### Objective
Print out each entry below exactly, please.
Start Data records
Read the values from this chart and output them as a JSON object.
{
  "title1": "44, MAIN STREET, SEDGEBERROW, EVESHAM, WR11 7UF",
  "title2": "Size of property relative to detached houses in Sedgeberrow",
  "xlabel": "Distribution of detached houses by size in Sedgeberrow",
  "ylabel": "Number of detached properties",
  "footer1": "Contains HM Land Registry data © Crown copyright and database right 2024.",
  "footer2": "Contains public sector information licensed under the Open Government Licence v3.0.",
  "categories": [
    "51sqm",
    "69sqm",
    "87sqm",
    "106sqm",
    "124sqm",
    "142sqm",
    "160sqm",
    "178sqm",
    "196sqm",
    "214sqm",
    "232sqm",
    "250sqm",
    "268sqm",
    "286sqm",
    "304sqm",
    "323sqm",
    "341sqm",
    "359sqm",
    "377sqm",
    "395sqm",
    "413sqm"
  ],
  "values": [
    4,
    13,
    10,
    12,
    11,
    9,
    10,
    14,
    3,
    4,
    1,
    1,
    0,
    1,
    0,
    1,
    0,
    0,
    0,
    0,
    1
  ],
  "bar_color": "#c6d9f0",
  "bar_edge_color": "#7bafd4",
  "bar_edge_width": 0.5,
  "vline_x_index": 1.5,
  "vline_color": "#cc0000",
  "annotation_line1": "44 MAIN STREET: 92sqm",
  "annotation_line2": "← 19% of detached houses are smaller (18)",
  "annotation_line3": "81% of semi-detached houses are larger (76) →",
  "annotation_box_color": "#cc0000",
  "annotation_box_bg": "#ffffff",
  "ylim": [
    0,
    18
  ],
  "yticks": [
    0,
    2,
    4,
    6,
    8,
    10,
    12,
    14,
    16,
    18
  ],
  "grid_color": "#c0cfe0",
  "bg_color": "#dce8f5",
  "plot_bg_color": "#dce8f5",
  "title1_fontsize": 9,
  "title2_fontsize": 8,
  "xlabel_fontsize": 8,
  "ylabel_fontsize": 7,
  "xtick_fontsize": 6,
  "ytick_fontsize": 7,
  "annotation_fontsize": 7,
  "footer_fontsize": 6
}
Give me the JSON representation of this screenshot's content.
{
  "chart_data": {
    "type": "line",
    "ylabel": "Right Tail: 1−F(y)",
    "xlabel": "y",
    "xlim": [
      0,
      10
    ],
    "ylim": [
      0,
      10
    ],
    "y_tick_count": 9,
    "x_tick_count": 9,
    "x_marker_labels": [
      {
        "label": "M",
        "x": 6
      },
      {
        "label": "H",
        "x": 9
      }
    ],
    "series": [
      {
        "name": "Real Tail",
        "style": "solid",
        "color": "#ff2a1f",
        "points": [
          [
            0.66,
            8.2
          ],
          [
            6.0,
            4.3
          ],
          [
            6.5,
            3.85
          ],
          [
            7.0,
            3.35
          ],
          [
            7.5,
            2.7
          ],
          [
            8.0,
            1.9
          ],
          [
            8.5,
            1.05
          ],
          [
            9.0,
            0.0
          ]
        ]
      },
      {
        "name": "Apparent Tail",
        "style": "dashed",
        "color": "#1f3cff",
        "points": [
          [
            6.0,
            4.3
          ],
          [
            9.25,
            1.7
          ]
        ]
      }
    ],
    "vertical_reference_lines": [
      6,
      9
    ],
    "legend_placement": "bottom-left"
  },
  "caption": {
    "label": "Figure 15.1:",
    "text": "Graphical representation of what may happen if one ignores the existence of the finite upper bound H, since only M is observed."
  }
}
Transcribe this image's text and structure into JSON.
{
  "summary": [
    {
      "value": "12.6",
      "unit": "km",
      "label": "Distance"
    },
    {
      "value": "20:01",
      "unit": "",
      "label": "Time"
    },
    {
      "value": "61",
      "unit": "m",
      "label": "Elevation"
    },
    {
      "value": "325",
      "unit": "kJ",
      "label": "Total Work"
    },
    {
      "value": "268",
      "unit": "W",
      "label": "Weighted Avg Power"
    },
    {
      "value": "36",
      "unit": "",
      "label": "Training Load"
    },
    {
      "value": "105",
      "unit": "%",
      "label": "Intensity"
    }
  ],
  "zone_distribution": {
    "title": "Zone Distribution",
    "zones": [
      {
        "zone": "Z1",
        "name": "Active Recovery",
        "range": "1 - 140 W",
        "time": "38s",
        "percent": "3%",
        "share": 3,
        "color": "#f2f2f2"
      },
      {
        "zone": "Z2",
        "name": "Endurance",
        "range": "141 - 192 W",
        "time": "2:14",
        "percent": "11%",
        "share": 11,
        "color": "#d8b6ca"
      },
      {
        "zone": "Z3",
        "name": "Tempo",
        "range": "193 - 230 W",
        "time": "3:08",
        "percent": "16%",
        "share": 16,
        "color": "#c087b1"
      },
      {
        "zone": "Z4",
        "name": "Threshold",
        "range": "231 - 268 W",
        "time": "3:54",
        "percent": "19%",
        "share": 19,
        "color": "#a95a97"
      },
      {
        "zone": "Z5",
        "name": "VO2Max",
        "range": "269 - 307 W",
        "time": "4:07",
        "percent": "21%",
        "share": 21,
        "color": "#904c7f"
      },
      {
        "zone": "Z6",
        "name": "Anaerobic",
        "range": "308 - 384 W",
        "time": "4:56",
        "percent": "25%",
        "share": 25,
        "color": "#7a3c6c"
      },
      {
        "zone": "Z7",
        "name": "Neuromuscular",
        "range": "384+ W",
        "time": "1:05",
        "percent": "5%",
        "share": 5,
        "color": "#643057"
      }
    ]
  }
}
End Data records
### Answer to the task
Read the values from this chart and output them as a JSON object.
{
  "title1": "44, MAIN STREET, SEDGEBERROW, EVESHAM, WR11 7UF",
  "title2": "Size of property relative to detached houses in Sedgeberrow",
  "xlabel": "Distribution of detached houses by size in Sedgeberrow",
  "ylabel": "Number of detached properties",
  "footer1": "Contains HM Land Registry data © Crown copyright and database right 2024.",
  "footer2": "Contains public sector information licensed under the Open Government Licence v3.0.",
  "categories": [
    "51sqm",
    "69sqm",
    "87sqm",
    "106sqm",
    "124sqm",
    "142sqm",
    "160sqm",
    "178sqm",
    "196sqm",
    "214sqm",
    "232sqm",
    "250sqm",
    "268sqm",
    "286sqm",
    "304sqm",
    "323sqm",
    "341sqm",
    "359sqm",
    "377sqm",
    "395sqm",
    "413sqm"
  ],
  "values": [
    4,
    13,
    10,
    12,
    11,
    9,
    10,
    14,
    3,
    4,
    1,
    1,
    0,
    1,
    0,
    1,
    0,
    0,
    0,
    0,
    1
  ],
  "bar_color": "#c6d9f0",
  "bar_edge_color": "#7bafd4",
  "bar_edge_width": 0.5,
  "vline_x_index": 1.5,
  "vline_color": "#cc0000",
  "annotation_line1": "44 MAIN STREET: 92sqm",
  "annotation_line2": "← 19% of detached houses are smaller (18)",
  "annotation_line3": "81% of semi-detached houses are larger (76) →",
  "annotation_box_color": "#cc0000",
  "annotation_box_bg": "#ffffff",
  "ylim": [
    0,
    18
  ],
  "yticks": [
    0,
    2,
    4,
    6,
    8,
    10,
    12,
    14,
    16,
    18
  ],
  "grid_color": "#c0cfe0",
  "bg_color": "#dce8f5",
  "plot_bg_color": "#dce8f5",
  "title1_fontsize": 9,
  "title2_fontsize": 8,
  "xlabel_fontsize": 8,
  "ylabel_fontsize": 7,
  "xtick_fontsize": 6,
  "ytick_fontsize": 7,
  "annotation_fontsize": 7,
  "footer_fontsize": 6
}
Give me the JSON representation of this screenshot's content.
{
  "chart_data": {
    "type": "line",
    "ylabel": "Right Tail: 1−F(y)",
    "xlabel": "y",
    "xlim": [
      0,
      10
    ],
    "ylim": [
      0,
      10
    ],
    "y_tick_count": 9,
    "x_tick_count": 9,
    "x_marker_labels": [
      {
        "label": "M",
        "x": 6
      },
      {
        "label": "H",
        "x": 9
      }
    ],
    "series": [
      {
        "name": "Real Tail",
        "style": "solid",
        "color": "#ff2a1f",
        "points": [
          [
            0.66,
            8.2
          ],
          [
            6.0,
            4.3
          ],
          [
            6.5,
            3.85
          ],
          [
            7.0,
            3.35
          ],
          [
            7.5,
            2.7
          ],
          [
            8.0,
            1.9
          ],
          [
            8.5,
            1.05
          ],
          [
            9.0,
            0.0
          ]
        ]
      },
      {
        "name": "Apparent Tail",
        "style": "dashed",
        "color": "#1f3cff",
        "points": [
          [
            6.0,
            4.3
          ],
          [
            9.25,
            1.7
          ]
        ]
      }
    ],
    "vertical_reference_lines": [
      6,
      9
    ],
    "legend_placement": "bottom-left"
  },
  "caption": {
    "label": "Figure 15.1:",
    "text": "Graphical representation of what may happen if one ignores the existence of the finite upper bound H, since only M is observed."
  }
}
Transcribe this image's text and structure into JSON.
{
  "summary": [
    {
      "value": "12.6",
      "unit": "km",
      "label": "Distance"
    },
    {
      "value": "20:01",
      "unit": "",
      "label": "Time"
    },
    {
      "value": "61",
      "unit": "m",
      "label": "Elevation"
    },
    {
      "value": "325",
      "unit": "kJ",
      "label": "Total Work"
    },
    {
      "value": "268",
      "unit": "W",
      "label": "Weighted Avg Power"
    },
    {
      "value": "36",
      "unit": "",
      "label": "Training Load"
    },
    {
      "value": "105",
      "unit": "%",
      "label": "Intensity"
    }
  ],
  "zone_distribution": {
    "title": "Zone Distribution",
    "zones": [
      {
        "zone": "Z1",
        "name": "Active Recovery",
        "range": "1 - 140 W",
        "time": "38s",
        "percent": "3%",
        "share": 3,
        "color": "#f2f2f2"
      },
      {
        "zone": "Z2",
        "name": "Endurance",
        "range": "141 - 192 W",
        "time": "2:14",
        "percent": "11%",
        "share": 11,
        "color": "#d8b6ca"
      },
      {
        "zone": "Z3",
        "name": "Tempo",
        "range": "193 - 230 W",
        "time": "3:08",
        "percent": "16%",
        "share": 16,
        "color": "#c087b1"
      },
      {
        "zone": "Z4",
        "name": "Threshold",
        "range": "231 - 268 W",
        "time": "3:54",
        "percent": "19%",
        "share": 19,
        "color": "#a95a97"
      },
      {
        "zone": "Z5",
        "name": "VO2Max",
        "range": "269 - 307 W",
        "time": "4:07",
        "percent": "21%",
        "share": 21,
        "color": "#904c7f"
      },
      {
        "zone": "Z6",
        "name": "Anaerobic",
        "range": "308 - 384 W",
        "time": "4:56",
        "percent": "25%",
        "share": 25,
        "color": "#7a3c6c"
      },
      {
        "zone": "Z7",
        "name": "Neuromuscular",
        "range": "384+ W",
        "time": "1:05",
        "percent": "5%",
        "share": 5,
        "color": "#643057"
      }
    ]
  }
}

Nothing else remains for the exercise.